Task to complete: Rename "Point" to "Marker" in the stretch of the listing from the line containing "Point bbox=[103, 466, 125, 480]" through the line containing "Point bbox=[148, 552, 170, 566]", leaving everything else unchanged. Return only those lines.

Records
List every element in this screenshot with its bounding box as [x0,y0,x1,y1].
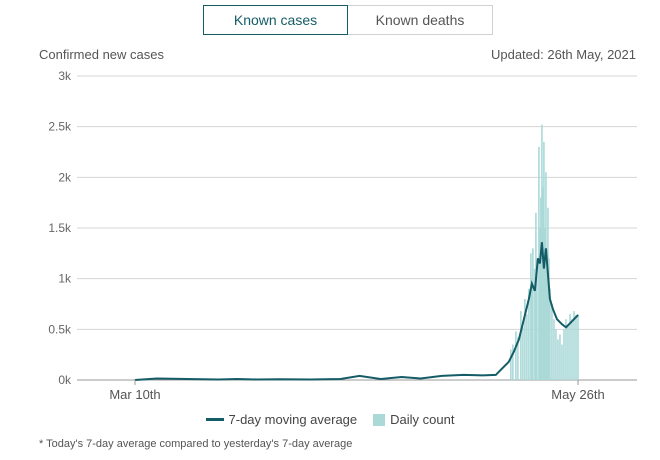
updated-date: Updated: 26th May, 2021 [490,47,636,62]
daily-count-bar [510,349,512,380]
y-tick-label: 2k [58,170,72,184]
y-axis: 0k 0.5k 1k 1.5k 2k 2.5k 3k [48,69,72,387]
daily-count-bar [531,278,533,380]
daily-count-bar [526,314,528,380]
daily-count-bar [551,304,553,380]
daily-count-bar [549,288,551,380]
daily-count-bar [555,329,557,380]
daily-count-bar [536,258,538,380]
daily-count-bar [515,331,517,380]
moving-average-line [134,242,579,381]
daily-count-bar [512,344,514,380]
daily-count-bar [571,319,573,380]
known-cases-tab[interactable]: Known cases [203,5,348,35]
daily-count-bar [539,228,541,380]
daily-count-bar [557,339,559,380]
daily-count-bar [577,314,579,380]
y-tick-label: 3k [58,69,72,83]
known-deaths-tab[interactable]: Known deaths [348,5,493,35]
y-tick-label: 1k [58,272,72,286]
daily-count-bar [517,337,519,380]
daily-count-bar [524,298,526,380]
daily-count-bar [528,288,530,380]
daily-count-bar [544,228,546,380]
legend-moving-average: 7-day moving average [205,412,358,427]
footnote: * Today's 7-day average compared to yest… [39,438,353,450]
daily-count-bar [522,327,524,380]
metric-toggle: Known cases Known deaths [203,5,493,35]
line-swatch [205,418,224,421]
legend-moving-average-label: 7-day moving average [228,412,358,427]
daily-count-bar [532,248,534,380]
daily-count-bars [510,124,579,380]
y-axis-title: Confirmed new cases [39,47,164,62]
daily-count-bar [546,248,548,380]
daily-count-bar [545,172,547,380]
daily-count-bar [534,268,536,380]
y-tick-label: 0k [58,373,72,387]
daily-count-bar [575,315,577,380]
daily-count-bar [547,207,549,380]
daily-count-bar [565,319,567,380]
grid-lines [77,75,637,381]
y-tick-label: 2.5k [48,120,72,134]
daily-count-bar [553,319,555,380]
chart-legend: 7-day moving average Daily count [0,412,660,427]
legend-daily-count-label: Daily count [390,412,455,427]
daily-count-bar [573,311,575,380]
legend-daily-count: Daily count [373,412,454,427]
daily-count-bar [542,187,544,380]
daily-count-bar [540,197,542,380]
daily-count-bar [561,344,563,380]
daily-count-bar [567,324,569,380]
y-tick-label: 1.5k [48,221,72,235]
x-tick-label: May 26th [551,387,604,402]
cases-chart: 0k 0.5k 1k 1.5k 2k 2.5k 3k Mar 10th May 26th [48,69,637,402]
daily-count-bar [530,253,532,380]
daily-count-bar [548,258,550,380]
daily-count-bar [559,334,561,380]
x-tick-label: Mar 10th [109,387,160,402]
daily-count-bar [535,212,537,380]
daily-count-bar [520,311,522,380]
daily-count-bar [563,329,565,380]
x-axis: Mar 10th May 26th [109,380,605,402]
daily-count-bar [569,314,571,380]
bar-swatch [373,413,386,426]
y-tick-label: 0.5k [48,322,72,336]
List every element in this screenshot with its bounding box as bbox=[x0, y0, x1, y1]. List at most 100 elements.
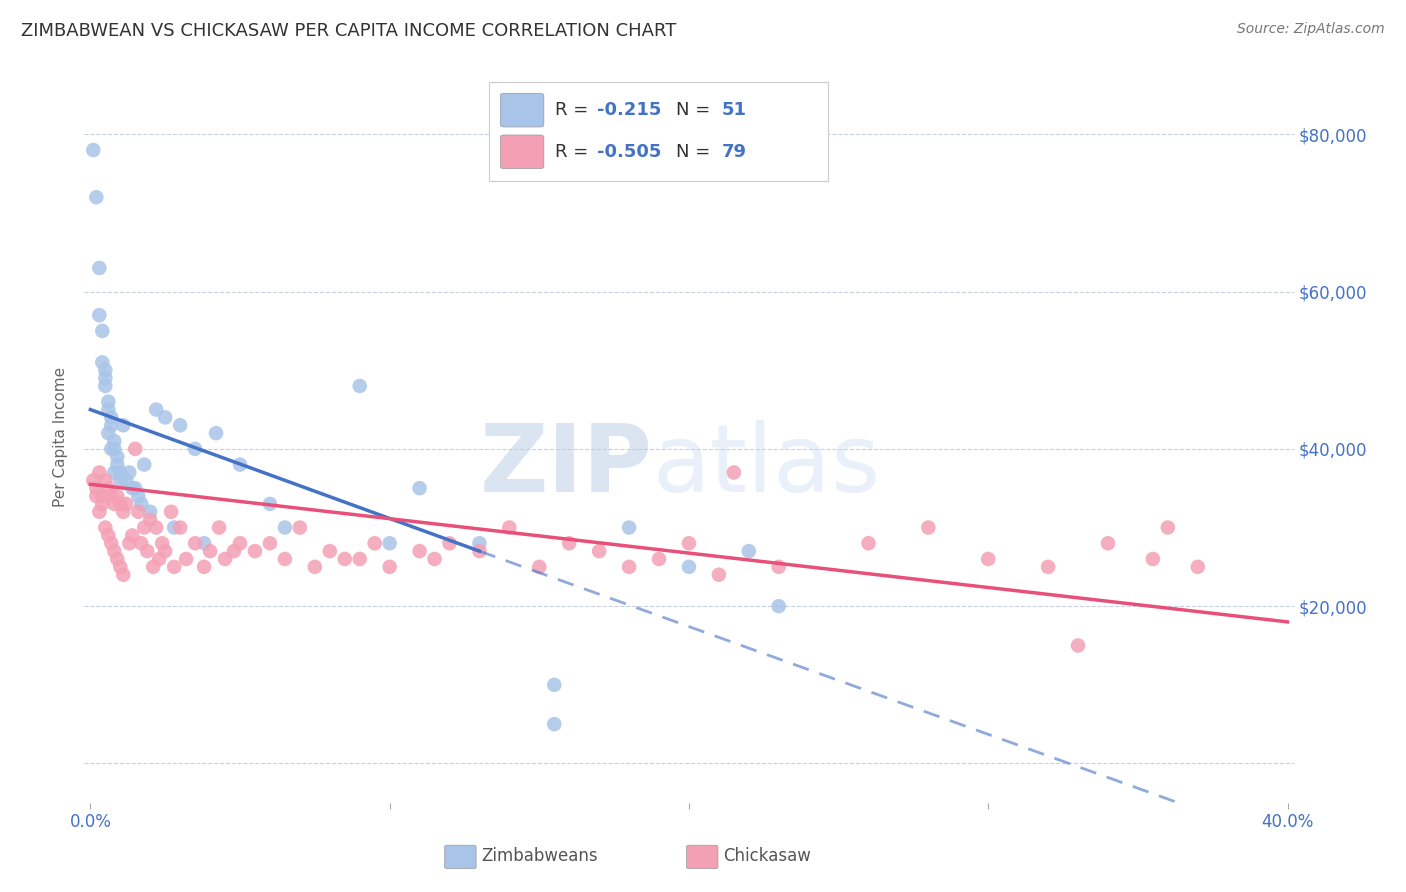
Point bbox=[103, 466, 125, 480]
Point bbox=[184, 442, 207, 456]
Point bbox=[259, 536, 281, 550]
Text: R =: R = bbox=[555, 143, 593, 161]
Point bbox=[408, 481, 430, 495]
Point bbox=[1157, 520, 1180, 534]
Point bbox=[498, 520, 520, 534]
Point bbox=[134, 520, 156, 534]
Point bbox=[648, 552, 671, 566]
Point bbox=[118, 536, 141, 550]
Point bbox=[148, 552, 170, 566]
Point bbox=[304, 559, 326, 574]
Point bbox=[707, 567, 730, 582]
Point bbox=[363, 536, 385, 550]
Text: R =: R = bbox=[555, 101, 593, 120]
Point bbox=[150, 536, 173, 550]
Text: 51: 51 bbox=[721, 101, 747, 120]
Point bbox=[558, 536, 581, 550]
Text: ZIMBABWEAN VS CHICKASAW PER CAPITA INCOME CORRELATION CHART: ZIMBABWEAN VS CHICKASAW PER CAPITA INCOM… bbox=[21, 22, 676, 40]
Point bbox=[1067, 639, 1090, 653]
Point bbox=[100, 489, 122, 503]
Point bbox=[917, 520, 939, 534]
Point bbox=[110, 466, 132, 480]
Point bbox=[112, 418, 135, 433]
Point bbox=[205, 426, 228, 441]
Point bbox=[349, 552, 371, 566]
Point bbox=[193, 536, 215, 550]
Point bbox=[110, 559, 132, 574]
Point bbox=[129, 536, 152, 550]
Point bbox=[768, 599, 790, 614]
Point bbox=[124, 481, 146, 495]
Point bbox=[129, 497, 152, 511]
Text: Source: ZipAtlas.com: Source: ZipAtlas.com bbox=[1237, 22, 1385, 37]
Point bbox=[105, 552, 128, 566]
Point bbox=[97, 402, 120, 417]
FancyBboxPatch shape bbox=[501, 94, 544, 127]
Point bbox=[184, 536, 207, 550]
Point bbox=[94, 520, 117, 534]
Text: Chickasaw: Chickasaw bbox=[723, 847, 811, 865]
Point bbox=[543, 717, 565, 731]
Point bbox=[408, 544, 430, 558]
Point bbox=[100, 536, 122, 550]
Point bbox=[288, 520, 311, 534]
Point bbox=[91, 324, 114, 338]
Point bbox=[174, 552, 197, 566]
Point bbox=[89, 505, 111, 519]
Point bbox=[127, 505, 149, 519]
Point bbox=[86, 489, 108, 503]
Point bbox=[94, 379, 117, 393]
Point bbox=[229, 458, 252, 472]
Point bbox=[468, 544, 491, 558]
Point bbox=[274, 552, 297, 566]
Point bbox=[153, 410, 176, 425]
Point bbox=[97, 481, 120, 495]
Text: N =: N = bbox=[676, 143, 716, 161]
Point bbox=[103, 442, 125, 456]
FancyBboxPatch shape bbox=[444, 846, 477, 869]
Point bbox=[86, 190, 108, 204]
Point bbox=[214, 552, 236, 566]
Point bbox=[153, 544, 176, 558]
Point bbox=[738, 544, 761, 558]
Point bbox=[145, 520, 167, 534]
Point bbox=[193, 559, 215, 574]
Point bbox=[678, 559, 700, 574]
Point bbox=[617, 520, 640, 534]
Point bbox=[198, 544, 221, 558]
Point bbox=[112, 505, 135, 519]
Point bbox=[121, 528, 143, 542]
Point bbox=[97, 394, 120, 409]
Text: ZIP: ZIP bbox=[479, 420, 652, 512]
Point bbox=[723, 466, 745, 480]
Point bbox=[82, 143, 104, 157]
Point bbox=[858, 536, 880, 550]
Point bbox=[82, 473, 104, 487]
Point bbox=[103, 544, 125, 558]
Point bbox=[94, 363, 117, 377]
Point bbox=[105, 489, 128, 503]
Point bbox=[977, 552, 1000, 566]
Point bbox=[222, 544, 245, 558]
Point bbox=[105, 450, 128, 464]
Point bbox=[588, 544, 610, 558]
Point bbox=[94, 371, 117, 385]
Point bbox=[160, 505, 183, 519]
Point bbox=[1036, 559, 1059, 574]
Point bbox=[139, 513, 162, 527]
Text: 79: 79 bbox=[721, 143, 747, 161]
Point bbox=[169, 520, 191, 534]
Point bbox=[136, 544, 159, 558]
Point bbox=[208, 520, 231, 534]
Point bbox=[468, 536, 491, 550]
Point bbox=[124, 442, 146, 456]
Point bbox=[243, 544, 266, 558]
Point bbox=[97, 528, 120, 542]
Point bbox=[110, 497, 132, 511]
Point bbox=[142, 559, 165, 574]
Point bbox=[115, 497, 138, 511]
Point bbox=[127, 489, 149, 503]
Point bbox=[768, 559, 790, 574]
Point bbox=[110, 473, 132, 487]
Point bbox=[89, 260, 111, 275]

Task response:
Marker bbox=[103, 466, 125, 480]
Marker bbox=[184, 442, 207, 456]
Marker bbox=[259, 536, 281, 550]
Text: R =: R = bbox=[555, 143, 593, 161]
Marker bbox=[408, 481, 430, 495]
Marker bbox=[1157, 520, 1180, 534]
Marker bbox=[498, 520, 520, 534]
Marker bbox=[134, 520, 156, 534]
Marker bbox=[648, 552, 671, 566]
Marker bbox=[118, 536, 141, 550]
Marker bbox=[148, 552, 170, 566]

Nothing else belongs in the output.